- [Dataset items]
================
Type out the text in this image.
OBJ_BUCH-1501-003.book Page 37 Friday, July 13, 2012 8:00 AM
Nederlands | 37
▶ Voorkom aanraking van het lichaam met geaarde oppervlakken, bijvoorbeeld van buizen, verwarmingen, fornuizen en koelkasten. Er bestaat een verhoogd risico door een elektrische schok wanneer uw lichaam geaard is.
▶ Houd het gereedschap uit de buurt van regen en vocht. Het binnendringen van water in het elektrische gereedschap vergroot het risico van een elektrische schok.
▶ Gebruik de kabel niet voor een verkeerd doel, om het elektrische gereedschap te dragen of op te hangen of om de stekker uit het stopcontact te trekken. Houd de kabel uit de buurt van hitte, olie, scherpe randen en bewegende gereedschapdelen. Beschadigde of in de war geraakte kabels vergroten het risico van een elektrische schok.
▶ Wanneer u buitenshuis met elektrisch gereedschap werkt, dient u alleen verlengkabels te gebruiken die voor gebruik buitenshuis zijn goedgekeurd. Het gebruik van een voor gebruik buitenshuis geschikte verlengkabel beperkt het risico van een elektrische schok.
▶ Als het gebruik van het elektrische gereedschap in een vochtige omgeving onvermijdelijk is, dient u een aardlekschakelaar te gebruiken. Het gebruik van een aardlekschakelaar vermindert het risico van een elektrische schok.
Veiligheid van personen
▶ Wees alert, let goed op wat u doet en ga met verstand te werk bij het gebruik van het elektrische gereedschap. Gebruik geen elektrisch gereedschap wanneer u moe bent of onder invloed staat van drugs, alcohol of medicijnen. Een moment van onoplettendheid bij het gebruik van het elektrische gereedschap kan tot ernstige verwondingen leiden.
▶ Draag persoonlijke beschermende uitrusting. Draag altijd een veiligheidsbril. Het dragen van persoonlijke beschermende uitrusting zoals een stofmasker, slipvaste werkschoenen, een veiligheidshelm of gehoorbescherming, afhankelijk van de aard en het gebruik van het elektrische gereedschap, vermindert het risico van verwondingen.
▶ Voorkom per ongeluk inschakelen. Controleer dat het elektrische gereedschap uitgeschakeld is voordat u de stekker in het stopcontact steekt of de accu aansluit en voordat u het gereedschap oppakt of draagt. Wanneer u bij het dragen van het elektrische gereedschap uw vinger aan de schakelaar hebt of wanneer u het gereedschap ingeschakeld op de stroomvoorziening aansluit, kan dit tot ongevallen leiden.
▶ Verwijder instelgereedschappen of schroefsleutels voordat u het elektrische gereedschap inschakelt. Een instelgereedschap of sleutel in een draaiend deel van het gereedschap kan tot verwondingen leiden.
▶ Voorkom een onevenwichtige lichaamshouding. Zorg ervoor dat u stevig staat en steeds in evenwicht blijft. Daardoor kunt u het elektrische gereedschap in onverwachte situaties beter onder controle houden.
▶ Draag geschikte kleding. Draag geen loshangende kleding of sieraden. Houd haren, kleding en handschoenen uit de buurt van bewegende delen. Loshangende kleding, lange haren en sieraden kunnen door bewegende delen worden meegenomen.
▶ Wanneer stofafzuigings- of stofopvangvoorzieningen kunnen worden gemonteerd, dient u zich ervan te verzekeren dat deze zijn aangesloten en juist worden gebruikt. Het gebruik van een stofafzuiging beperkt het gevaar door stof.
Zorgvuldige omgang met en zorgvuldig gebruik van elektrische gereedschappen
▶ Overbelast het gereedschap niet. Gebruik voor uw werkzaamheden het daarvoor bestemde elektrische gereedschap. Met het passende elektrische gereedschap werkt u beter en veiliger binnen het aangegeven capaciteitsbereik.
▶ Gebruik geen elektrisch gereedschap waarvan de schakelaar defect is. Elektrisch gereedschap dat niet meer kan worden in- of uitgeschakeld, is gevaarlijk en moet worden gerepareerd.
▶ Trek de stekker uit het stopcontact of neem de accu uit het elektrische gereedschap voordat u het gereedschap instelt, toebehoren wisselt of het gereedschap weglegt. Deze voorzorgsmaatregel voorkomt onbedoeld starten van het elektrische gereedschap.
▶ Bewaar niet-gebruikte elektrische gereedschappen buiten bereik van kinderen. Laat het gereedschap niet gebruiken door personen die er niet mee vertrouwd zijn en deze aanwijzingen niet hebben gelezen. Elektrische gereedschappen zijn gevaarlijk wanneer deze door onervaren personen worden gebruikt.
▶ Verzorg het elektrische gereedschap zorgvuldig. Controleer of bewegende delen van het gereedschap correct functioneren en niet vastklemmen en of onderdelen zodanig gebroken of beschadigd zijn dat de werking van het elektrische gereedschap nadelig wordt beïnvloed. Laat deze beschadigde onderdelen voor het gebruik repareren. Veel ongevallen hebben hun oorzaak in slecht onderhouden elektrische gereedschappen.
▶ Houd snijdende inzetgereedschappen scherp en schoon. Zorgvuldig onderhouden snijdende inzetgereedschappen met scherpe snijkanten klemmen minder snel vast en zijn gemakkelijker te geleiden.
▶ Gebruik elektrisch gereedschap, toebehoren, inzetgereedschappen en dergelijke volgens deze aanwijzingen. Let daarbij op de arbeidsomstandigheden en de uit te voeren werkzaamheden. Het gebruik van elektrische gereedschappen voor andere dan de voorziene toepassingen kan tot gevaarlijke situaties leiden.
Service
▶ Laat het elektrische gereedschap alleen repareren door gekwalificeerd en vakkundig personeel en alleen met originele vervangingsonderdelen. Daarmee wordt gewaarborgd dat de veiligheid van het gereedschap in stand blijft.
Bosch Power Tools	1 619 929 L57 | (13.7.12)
================
Output the data above without altering a line.

- [Answer to the exercise]
Type out the text in this image.
OBJ_BUCH-1501-003.book Page 37 Friday, July 13, 2012 8:00 AM
Nederlands | 37
▶ Voorkom aanraking van het lichaam met geaarde oppervlakken, bijvoorbeeld van buizen, verwarmingen, fornuizen en koelkasten. Er bestaat een verhoogd risico door een elektrische schok wanneer uw lichaam geaard is.
▶ Houd het gereedschap uit de buurt van regen en vocht. Het binnendringen van water in het elektrische gereedschap vergroot het risico van een elektrische schok.
▶ Gebruik de kabel niet voor een verkeerd doel, om het elektrische gereedschap te dragen of op te hangen of om de stekker uit het stopcontact te trekken. Houd de kabel uit de buurt van hitte, olie, scherpe randen en bewegende gereedschapdelen. Beschadigde of in de war geraakte kabels vergroten het risico van een elektrische schok.
▶ Wanneer u buitenshuis met elektrisch gereedschap werkt, dient u alleen verlengkabels te gebruiken die voor gebruik buitenshuis zijn goedgekeurd. Het gebruik van een voor gebruik buitenshuis geschikte verlengkabel beperkt het risico van een elektrische schok.
▶ Als het gebruik van het elektrische gereedschap in een vochtige omgeving onvermijdelijk is, dient u een aardlekschakelaar te gebruiken. Het gebruik van een aardlekschakelaar vermindert het risico van een elektrische schok.
Veiligheid van personen
▶ Wees alert, let goed op wat u doet en ga met verstand te werk bij het gebruik van het elektrische gereedschap. Gebruik geen elektrisch gereedschap wanneer u moe bent of onder invloed staat van drugs, alcohol of medicijnen. Een moment van onoplettendheid bij het gebruik van het elektrische gereedschap kan tot ernstige verwondingen leiden.
▶ Draag persoonlijke beschermende uitrusting. Draag altijd een veiligheidsbril. Het dragen van persoonlijke beschermende uitrusting zoals een stofmasker, slipvaste werkschoenen, een veiligheidshelm of gehoorbescherming, afhankelijk van de aard en het gebruik van het elektrische gereedschap, vermindert het risico van verwondingen.
▶ Voorkom per ongeluk inschakelen. Controleer dat het elektrische gereedschap uitgeschakeld is voordat u de stekker in het stopcontact steekt of de accu aansluit en voordat u het gereedschap oppakt of draagt. Wanneer u bij het dragen van het elektrische gereedschap uw vinger aan de schakelaar hebt of wanneer u het gereedschap ingeschakeld op de stroomvoorziening aansluit, kan dit tot ongevallen leiden.
▶ Verwijder instelgereedschappen of schroefsleutels voordat u het elektrische gereedschap inschakelt. Een instelgereedschap of sleutel in een draaiend deel van het gereedschap kan tot verwondingen leiden.
▶ Voorkom een onevenwichtige lichaamshouding. Zorg ervoor dat u stevig staat en steeds in evenwicht blijft. Daardoor kunt u het elektrische gereedschap in onverwachte situaties beter onder controle houden.
▶ Draag geschikte kleding. Draag geen loshangende kleding of sieraden. Houd haren, kleding en handschoenen uit de buurt van bewegende delen. Loshangende kleding, lange haren en sieraden kunnen door bewegende delen worden meegenomen.
▶ Wanneer stofafzuigings- of stofopvangvoorzieningen kunnen worden gemonteerd, dient u zich ervan te verzekeren dat deze zijn aangesloten en juist worden gebruikt. Het gebruik van een stofafzuiging beperkt het gevaar door stof.
Zorgvuldige omgang met en zorgvuldig gebruik van elektrische gereedschappen
▶ Overbelast het gereedschap niet. Gebruik voor uw werkzaamheden het daarvoor bestemde elektrische gereedschap. Met het passende elektrische gereedschap werkt u beter en veiliger binnen het aangegeven capaciteitsbereik.
▶ Gebruik geen elektrisch gereedschap waarvan de schakelaar defect is. Elektrisch gereedschap dat niet meer kan worden in- of uitgeschakeld, is gevaarlijk en moet worden gerepareerd.
▶ Trek de stekker uit het stopcontact of neem de accu uit het elektrische gereedschap voordat u het gereedschap instelt, toebehoren wisselt of het gereedschap weglegt. Deze voorzorgsmaatregel voorkomt onbedoeld starten van het elektrische gereedschap.
▶ Bewaar niet-gebruikte elektrische gereedschappen buiten bereik van kinderen. Laat het gereedschap niet gebruiken door personen die er niet mee vertrouwd zijn en deze aanwijzingen niet hebben gelezen. Elektrische gereedschappen zijn gevaarlijk wanneer deze door onervaren personen worden gebruikt.
▶ Verzorg het elektrische gereedschap zorgvuldig. Controleer of bewegende delen van het gereedschap correct functioneren en niet vastklemmen en of onderdelen zodanig gebroken of beschadigd zijn dat de werking van het elektrische gereedschap nadelig wordt beïnvloed. Laat deze beschadigde onderdelen voor het gebruik repareren. Veel ongevallen hebben hun oorzaak in slecht onderhouden elektrische gereedschappen.
▶ Houd snijdende inzetgereedschappen scherp en schoon. Zorgvuldig onderhouden snijdende inzetgereedschappen met scherpe snijkanten klemmen minder snel vast en zijn gemakkelijker te geleiden.
▶ Gebruik elektrisch gereedschap, toebehoren, inzetgereedschappen en dergelijke volgens deze aanwijzingen. Let daarbij op de arbeidsomstandigheden en de uit te voeren werkzaamheden. Het gebruik van elektrische gereedschappen voor andere dan de voorziene toepassingen kan tot gevaarlijke situaties leiden.
Service
▶ Laat het elektrische gereedschap alleen repareren door gekwalificeerd en vakkundig personeel en alleen met originele vervangingsonderdelen. Daarmee wordt gewaarborgd dat de veiligheid van het gereedschap in stand blijft.
Bosch Power Tools	1 619 929 L57 | (13.7.12)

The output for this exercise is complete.